§ **Work to do**
Look through the lines and report how many include the word "bash", giving nothing but the number.

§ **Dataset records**
# # # #

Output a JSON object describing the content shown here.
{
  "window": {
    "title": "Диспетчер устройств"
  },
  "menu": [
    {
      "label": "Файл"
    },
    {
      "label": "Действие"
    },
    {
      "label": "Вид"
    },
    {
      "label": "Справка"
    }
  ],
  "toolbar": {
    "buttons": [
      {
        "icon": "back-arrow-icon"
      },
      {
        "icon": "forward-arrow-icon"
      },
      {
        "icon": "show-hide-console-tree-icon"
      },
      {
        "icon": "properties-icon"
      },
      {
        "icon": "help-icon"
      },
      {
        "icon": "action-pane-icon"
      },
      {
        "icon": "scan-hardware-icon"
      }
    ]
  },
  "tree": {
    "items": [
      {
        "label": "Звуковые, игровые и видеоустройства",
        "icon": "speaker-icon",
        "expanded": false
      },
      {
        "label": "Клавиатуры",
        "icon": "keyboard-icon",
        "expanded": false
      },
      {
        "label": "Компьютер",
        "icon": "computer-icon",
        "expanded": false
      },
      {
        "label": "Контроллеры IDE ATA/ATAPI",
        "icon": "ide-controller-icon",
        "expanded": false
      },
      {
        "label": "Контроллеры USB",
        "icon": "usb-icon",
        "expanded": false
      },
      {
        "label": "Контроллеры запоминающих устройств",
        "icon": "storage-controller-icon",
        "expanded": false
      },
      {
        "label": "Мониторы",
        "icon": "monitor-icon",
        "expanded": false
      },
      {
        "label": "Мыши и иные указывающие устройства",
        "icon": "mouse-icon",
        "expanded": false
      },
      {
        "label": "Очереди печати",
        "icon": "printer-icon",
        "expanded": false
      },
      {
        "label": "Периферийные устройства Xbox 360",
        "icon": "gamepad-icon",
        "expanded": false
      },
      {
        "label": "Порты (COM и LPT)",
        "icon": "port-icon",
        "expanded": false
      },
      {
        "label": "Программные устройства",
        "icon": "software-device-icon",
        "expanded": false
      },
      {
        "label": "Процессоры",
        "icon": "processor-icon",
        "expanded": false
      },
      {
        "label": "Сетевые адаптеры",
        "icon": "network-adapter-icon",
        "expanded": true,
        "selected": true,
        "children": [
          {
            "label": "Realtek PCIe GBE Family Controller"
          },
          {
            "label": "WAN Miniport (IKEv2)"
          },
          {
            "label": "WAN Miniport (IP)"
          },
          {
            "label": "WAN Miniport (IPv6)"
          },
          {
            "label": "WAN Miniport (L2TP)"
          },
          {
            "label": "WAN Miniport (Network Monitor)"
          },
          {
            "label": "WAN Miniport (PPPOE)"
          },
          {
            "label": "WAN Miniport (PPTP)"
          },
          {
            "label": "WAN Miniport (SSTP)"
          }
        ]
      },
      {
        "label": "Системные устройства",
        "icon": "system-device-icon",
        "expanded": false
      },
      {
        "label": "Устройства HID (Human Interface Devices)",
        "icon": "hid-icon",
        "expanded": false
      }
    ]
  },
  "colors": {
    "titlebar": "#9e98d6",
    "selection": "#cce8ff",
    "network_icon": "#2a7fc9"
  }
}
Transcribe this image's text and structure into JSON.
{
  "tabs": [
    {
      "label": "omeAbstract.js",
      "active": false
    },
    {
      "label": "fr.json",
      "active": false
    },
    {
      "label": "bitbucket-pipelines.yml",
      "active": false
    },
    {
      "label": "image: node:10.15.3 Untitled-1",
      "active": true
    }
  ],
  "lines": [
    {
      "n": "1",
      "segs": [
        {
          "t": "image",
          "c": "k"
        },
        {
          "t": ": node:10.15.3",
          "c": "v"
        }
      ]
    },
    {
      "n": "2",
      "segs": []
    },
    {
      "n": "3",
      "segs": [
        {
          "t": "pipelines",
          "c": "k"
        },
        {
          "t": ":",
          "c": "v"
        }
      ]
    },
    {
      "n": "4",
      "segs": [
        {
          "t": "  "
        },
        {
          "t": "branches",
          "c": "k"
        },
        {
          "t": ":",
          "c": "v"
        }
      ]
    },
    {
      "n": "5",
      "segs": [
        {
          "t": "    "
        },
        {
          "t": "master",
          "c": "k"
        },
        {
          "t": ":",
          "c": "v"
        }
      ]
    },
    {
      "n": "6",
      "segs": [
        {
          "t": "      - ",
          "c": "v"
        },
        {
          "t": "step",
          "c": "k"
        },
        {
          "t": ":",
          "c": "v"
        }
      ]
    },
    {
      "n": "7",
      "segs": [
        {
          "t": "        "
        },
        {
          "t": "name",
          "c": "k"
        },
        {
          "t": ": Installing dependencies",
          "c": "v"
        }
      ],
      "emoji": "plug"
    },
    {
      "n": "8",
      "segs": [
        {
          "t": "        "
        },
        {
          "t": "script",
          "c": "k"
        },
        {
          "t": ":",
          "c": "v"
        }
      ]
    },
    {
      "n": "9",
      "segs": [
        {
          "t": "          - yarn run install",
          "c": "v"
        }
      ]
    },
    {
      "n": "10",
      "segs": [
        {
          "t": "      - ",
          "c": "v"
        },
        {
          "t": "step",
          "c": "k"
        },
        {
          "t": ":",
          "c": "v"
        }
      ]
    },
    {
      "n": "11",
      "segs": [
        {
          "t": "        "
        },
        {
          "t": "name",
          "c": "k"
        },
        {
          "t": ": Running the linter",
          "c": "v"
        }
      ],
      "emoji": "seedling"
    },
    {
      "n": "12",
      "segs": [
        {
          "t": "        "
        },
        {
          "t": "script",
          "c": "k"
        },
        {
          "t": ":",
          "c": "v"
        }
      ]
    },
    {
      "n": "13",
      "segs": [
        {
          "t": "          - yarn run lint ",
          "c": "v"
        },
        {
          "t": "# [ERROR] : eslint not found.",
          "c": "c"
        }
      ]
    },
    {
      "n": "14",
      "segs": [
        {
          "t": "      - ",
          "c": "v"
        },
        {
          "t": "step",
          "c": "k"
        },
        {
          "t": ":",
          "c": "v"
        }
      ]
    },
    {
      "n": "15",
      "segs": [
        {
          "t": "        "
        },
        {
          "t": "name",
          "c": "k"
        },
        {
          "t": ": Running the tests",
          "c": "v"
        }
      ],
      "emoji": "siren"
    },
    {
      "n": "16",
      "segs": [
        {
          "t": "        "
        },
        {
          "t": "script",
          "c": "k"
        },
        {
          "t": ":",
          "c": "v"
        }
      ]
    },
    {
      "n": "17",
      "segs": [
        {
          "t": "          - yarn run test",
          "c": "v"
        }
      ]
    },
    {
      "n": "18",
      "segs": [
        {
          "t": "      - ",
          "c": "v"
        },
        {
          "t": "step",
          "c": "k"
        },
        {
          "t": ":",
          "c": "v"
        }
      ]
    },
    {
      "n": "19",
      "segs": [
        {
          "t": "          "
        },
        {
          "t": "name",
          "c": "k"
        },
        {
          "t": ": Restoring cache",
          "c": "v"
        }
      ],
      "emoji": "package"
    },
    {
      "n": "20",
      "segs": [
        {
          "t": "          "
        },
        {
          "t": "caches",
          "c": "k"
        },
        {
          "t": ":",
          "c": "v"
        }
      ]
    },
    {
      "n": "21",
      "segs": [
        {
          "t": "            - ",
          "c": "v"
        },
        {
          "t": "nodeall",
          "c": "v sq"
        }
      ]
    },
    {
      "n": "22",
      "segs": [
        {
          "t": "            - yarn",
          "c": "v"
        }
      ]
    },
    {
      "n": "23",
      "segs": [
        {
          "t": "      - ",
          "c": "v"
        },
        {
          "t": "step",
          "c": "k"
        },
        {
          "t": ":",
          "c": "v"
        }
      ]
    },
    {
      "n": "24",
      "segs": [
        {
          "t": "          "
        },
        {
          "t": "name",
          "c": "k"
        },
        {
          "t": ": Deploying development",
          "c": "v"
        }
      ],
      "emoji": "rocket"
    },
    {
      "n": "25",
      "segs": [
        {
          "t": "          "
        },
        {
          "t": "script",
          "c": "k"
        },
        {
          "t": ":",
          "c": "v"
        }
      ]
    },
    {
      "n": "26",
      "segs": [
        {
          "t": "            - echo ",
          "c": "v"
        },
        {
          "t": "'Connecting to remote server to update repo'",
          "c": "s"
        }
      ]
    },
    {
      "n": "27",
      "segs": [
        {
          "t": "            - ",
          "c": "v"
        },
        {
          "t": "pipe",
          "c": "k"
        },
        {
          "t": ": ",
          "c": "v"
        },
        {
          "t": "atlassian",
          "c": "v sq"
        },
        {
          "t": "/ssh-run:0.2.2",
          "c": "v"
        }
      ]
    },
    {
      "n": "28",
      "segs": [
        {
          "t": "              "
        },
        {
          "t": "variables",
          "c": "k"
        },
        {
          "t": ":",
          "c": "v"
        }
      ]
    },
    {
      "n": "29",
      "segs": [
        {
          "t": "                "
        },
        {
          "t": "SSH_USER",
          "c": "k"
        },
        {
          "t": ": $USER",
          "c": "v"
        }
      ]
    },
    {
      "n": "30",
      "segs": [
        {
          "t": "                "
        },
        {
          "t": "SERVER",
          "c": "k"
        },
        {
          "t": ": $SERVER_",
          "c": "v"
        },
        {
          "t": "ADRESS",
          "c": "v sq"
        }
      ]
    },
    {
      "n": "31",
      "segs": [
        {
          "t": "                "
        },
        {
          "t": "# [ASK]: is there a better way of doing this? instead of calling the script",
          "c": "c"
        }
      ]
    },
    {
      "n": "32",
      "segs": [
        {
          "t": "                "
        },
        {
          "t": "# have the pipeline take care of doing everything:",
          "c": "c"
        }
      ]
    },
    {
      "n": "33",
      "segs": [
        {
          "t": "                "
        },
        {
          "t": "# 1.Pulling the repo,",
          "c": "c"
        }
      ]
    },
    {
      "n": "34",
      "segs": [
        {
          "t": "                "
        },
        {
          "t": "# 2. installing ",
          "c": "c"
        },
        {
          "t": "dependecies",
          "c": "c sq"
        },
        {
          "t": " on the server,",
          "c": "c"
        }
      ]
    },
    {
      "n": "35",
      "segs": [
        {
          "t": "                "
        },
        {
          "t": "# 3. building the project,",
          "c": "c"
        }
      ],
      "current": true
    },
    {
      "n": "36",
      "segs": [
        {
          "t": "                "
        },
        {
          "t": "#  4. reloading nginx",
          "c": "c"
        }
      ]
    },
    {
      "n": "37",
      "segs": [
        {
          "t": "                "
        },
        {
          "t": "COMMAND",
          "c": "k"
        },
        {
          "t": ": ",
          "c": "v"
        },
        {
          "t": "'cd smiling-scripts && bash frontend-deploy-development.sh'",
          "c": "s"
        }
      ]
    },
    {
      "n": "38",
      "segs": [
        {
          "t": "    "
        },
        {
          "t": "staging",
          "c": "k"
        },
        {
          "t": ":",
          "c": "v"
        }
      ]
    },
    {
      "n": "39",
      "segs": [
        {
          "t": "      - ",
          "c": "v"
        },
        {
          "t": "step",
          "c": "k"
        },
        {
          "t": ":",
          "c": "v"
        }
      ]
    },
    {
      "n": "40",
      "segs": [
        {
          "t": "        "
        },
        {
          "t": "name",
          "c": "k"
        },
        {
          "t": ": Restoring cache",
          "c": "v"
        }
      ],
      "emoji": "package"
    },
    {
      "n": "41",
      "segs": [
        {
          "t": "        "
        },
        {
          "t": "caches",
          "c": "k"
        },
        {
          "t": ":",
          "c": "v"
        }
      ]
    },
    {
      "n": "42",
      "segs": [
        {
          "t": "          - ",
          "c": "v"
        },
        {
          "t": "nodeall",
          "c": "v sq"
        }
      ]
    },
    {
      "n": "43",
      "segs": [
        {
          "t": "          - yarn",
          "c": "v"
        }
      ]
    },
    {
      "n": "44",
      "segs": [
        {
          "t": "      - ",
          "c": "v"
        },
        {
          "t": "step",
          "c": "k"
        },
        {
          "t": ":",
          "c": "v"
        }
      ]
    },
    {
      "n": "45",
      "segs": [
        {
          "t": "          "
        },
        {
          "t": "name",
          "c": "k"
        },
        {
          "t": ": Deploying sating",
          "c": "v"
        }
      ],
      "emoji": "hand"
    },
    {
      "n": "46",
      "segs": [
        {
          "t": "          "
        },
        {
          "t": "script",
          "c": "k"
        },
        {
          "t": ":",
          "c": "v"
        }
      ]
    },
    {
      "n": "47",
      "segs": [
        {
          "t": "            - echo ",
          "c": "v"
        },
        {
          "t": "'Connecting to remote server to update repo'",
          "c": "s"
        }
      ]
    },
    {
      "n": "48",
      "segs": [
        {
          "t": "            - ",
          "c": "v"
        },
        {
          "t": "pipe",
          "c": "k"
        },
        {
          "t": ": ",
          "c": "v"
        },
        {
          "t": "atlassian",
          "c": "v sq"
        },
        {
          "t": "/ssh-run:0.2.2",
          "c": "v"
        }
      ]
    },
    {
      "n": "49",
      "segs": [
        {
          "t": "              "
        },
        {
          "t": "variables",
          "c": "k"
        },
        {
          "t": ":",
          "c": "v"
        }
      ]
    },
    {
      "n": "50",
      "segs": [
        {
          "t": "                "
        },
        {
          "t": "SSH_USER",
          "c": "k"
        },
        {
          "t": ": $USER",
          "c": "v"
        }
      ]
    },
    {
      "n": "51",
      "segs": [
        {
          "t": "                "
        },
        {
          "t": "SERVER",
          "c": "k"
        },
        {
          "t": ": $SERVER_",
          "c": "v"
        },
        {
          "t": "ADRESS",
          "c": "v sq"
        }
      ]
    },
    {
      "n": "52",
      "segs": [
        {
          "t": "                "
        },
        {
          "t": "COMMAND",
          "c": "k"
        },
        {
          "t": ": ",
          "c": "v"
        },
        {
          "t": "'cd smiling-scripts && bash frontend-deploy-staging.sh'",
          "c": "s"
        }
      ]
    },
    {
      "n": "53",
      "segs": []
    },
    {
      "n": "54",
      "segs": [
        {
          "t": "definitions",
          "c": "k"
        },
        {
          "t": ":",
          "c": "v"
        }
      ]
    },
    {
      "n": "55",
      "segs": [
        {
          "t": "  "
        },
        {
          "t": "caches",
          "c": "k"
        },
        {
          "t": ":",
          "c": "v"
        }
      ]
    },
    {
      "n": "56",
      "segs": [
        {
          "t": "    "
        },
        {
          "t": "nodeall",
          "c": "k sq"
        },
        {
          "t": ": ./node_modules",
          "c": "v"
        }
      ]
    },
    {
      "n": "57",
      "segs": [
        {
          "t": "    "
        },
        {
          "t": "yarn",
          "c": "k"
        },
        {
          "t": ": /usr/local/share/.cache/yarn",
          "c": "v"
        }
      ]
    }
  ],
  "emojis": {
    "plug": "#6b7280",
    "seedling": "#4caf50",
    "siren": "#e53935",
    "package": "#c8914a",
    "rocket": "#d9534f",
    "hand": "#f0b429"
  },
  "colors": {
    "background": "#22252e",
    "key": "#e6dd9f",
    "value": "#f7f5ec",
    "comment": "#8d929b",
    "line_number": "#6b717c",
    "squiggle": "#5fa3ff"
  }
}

# # # #

§ **Full solution**
2